▸ **Exercise**: From the entries below, please gather each line containing the string "JSON".
--- begin ---
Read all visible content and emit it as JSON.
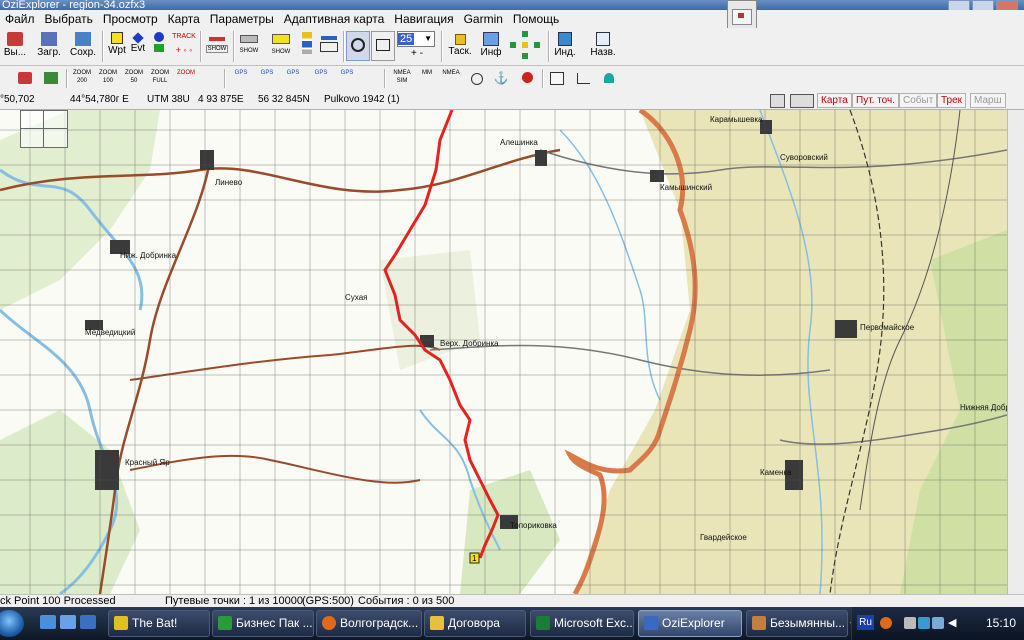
{
  "window": {
    "title": "OziExplorer - region-34.ozfx3"
  },
  "menu": [
    "Файл",
    "Выбрать",
    "Просмотр",
    "Карта",
    "Параметры",
    "Адаптивная карта",
    "Навигация",
    "Garmin",
    "Помощь"
  ],
  "toolbar": {
    "exit": "Вы...",
    "load": "Загр.",
    "save": "Сохр.",
    "wpt": "Wpt",
    "evt": "Evt",
    "track": "TRACK",
    "show1": "SHOW",
    "show2": "SHOW",
    "show3": "SHOW",
    "zoom_value": "25",
    "task": "Таск.",
    "info": "Инф",
    "index": "Инд.",
    "name": "Назв."
  },
  "toolbar2": {
    "zoom200": "ZOOM 200",
    "zoom100": "ZOOM 100",
    "zoom50": "ZOOM 50",
    "zoomfull": "ZOOM FULL",
    "zoom": "ZOOM",
    "gps1": "GPS",
    "gps2": "GPS",
    "gps3": "GPS",
    "gps4": "GPS",
    "gps5": "GPS",
    "nmea_sim": "NMEA SIM",
    "mm": "MM",
    "nmea": "NMEA"
  },
  "coords": {
    "lat": "°50,702",
    "lon": "44°54,780г E",
    "utm": "UTM 38U",
    "easting": "4 93 875E",
    "northing": "56 32 845N",
    "datum": "Pulkovo 1942 (1)"
  },
  "view_tabs": [
    {
      "label": "Карта",
      "enabled": true
    },
    {
      "label": "Пут. точ.",
      "enabled": true
    },
    {
      "label": "Событ",
      "enabled": false
    },
    {
      "label": "Трек",
      "enabled": true
    },
    {
      "label": "Марш",
      "enabled": false
    }
  ],
  "map_labels": {
    "place1": "Алешинка",
    "place2": "Линево",
    "place3": "Ниж. Добринка",
    "place4": "Медведицкий",
    "place5": "Верх. Добринка",
    "place6": "Красный Яр",
    "place7": "Камышинский",
    "place8": "Первомайское",
    "place9": "Каменка",
    "place10": "Гвардейское",
    "place11": "Топориковка",
    "place12": "Карамышевка",
    "place13": "Суворовский",
    "place14": "Сухая",
    "place15": "Нижняя Добринка",
    "waypoint": "1"
  },
  "status": {
    "left": "ck Point 100 Processed",
    "waypoints": "Путевые точки : 1 из 10000",
    "gps": "(GPS:500)",
    "events": "События : 0 из 500"
  },
  "taskbar": {
    "tasks": [
      {
        "label": "The Bat!",
        "active": false,
        "color": "#e0c020"
      },
      {
        "label": "Бизнес Пак ...",
        "active": false,
        "color": "#2a9a3a"
      },
      {
        "label": "Волгоградск...",
        "active": false,
        "color": "#e06a1a"
      },
      {
        "label": "Договора",
        "active": false,
        "color": "#e8c040"
      },
      {
        "label": "Microsoft Exc...",
        "active": false,
        "color": "#1e7a3a"
      },
      {
        "label": "OziExplorer",
        "active": true,
        "color": "#3a6ac0"
      },
      {
        "label": "Безымянны...",
        "active": false,
        "color": "#c08040"
      }
    ],
    "lang": "Ru",
    "clock": "15:10"
  },
  "colors": {
    "track": "#e5221f",
    "border_route": "#d97a4a",
    "grid": "#505050",
    "forest": "#cfe3b0",
    "steppe": "#e8e3b5",
    "water": "#9ccbe6",
    "road_brown": "#9b4a2a"
  }
}
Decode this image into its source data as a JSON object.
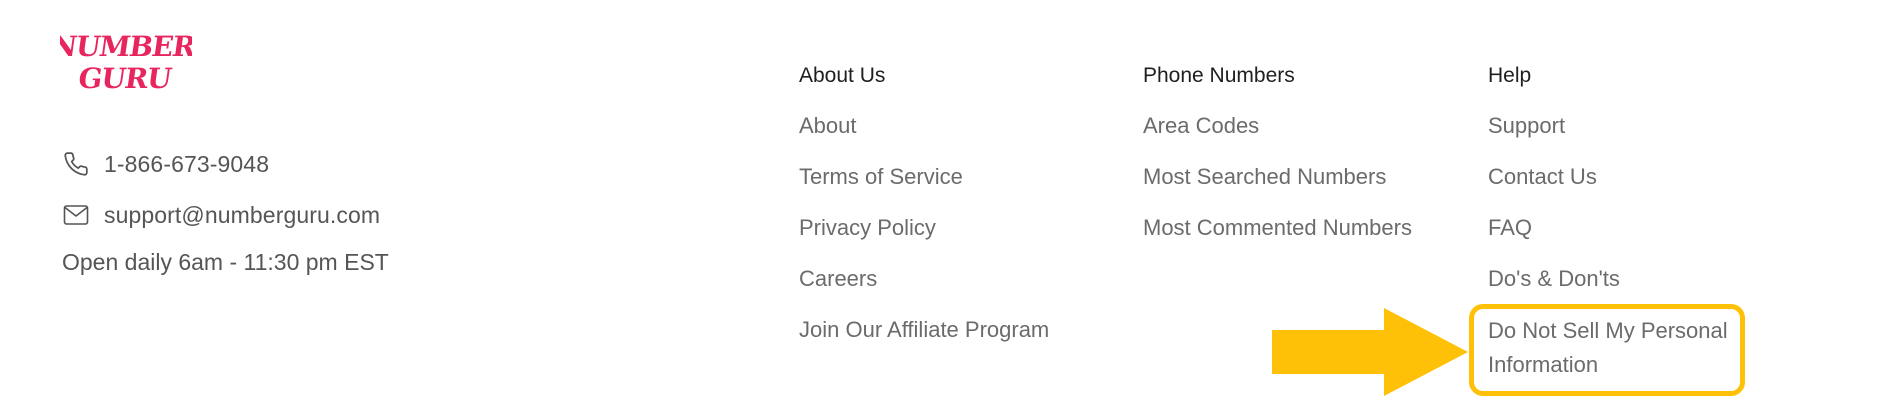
--- end ---
▸ **Worked answer**:
Read all visible content and emit it as JSON.
Decode this image into its source data as a JSON object.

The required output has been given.